Passage for review |
From CAP Theorem: Consistency means that every read receives the most recent write or an error.

Consistency model is an important factor to consider when designing a key-value store. It defines the degree of data consistency, and a wide spectrum of possible consistency models exist.

Since data is replicated at multiple nodes, it must be synchronized across replicas. A common technique for this is quorum consensus.

Inconsistency Example

Let’s see an example of how inconsistency happens:

Both replica nodes n1 and n2 have the same value. Let us call this value the original value. Server 1 and server 2 get the same value for get("name") operation.

Next, server 1 changes the name to “johnSanFrancisco”, and server 2 changes the name to “johnNewYork”. These two changes are performed simultaneously. Now, we have conflict values, called versions v1 and v2.

In this example, the original value could be ignored because the modifications were based on it. However, there is no clear way to resolve the conlfict of the last two versions. To resolve this issue, we need a versioning system that can detect conflicts and reconcile conflicts.

Strong Consistency

Any read operation returns a value corresponding to the result of the most updated write data item. A client never sees out-of-date data.

Strong consistency is usually achieved by forcing a replica not to accept new reads/writes until every replica has agreed on current write. This approach is not ideal for high available systems because it could block new operations.

Weak Consistency

Subsequent read operations may not see the most updated value.

Eventual Consistency / Optimistic Replication

This is an specific form of weak consistency.

Eventual Consistency is commonly used in distributed computing to achieve high availability that informally guarantees (liveness guarantee) that, if no new updates are made to a given data item, eventually all accesses to that item will return the last updated value.

What to do | According to the notes on consistency models, how is strong consistency usually achieved?

Supplied entries |
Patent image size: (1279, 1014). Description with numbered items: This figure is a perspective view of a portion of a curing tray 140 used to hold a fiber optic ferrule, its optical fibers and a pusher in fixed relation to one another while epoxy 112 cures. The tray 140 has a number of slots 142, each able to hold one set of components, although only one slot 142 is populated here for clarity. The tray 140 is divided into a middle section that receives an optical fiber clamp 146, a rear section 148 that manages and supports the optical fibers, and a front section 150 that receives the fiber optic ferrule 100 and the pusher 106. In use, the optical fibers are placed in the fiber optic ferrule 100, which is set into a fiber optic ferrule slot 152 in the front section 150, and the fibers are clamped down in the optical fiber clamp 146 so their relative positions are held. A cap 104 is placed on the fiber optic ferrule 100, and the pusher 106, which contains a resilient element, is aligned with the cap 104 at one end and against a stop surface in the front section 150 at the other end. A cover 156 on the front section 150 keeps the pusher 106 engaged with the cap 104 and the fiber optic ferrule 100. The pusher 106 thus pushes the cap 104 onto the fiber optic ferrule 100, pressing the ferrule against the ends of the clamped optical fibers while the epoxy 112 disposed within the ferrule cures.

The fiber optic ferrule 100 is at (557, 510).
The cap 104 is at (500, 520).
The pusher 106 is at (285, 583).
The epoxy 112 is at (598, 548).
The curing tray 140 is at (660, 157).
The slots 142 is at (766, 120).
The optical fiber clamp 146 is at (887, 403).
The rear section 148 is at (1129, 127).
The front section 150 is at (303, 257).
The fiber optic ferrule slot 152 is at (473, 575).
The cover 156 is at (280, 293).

Response | By forcing a replica not to accept new reads/writes until every replica has agreed on the current write.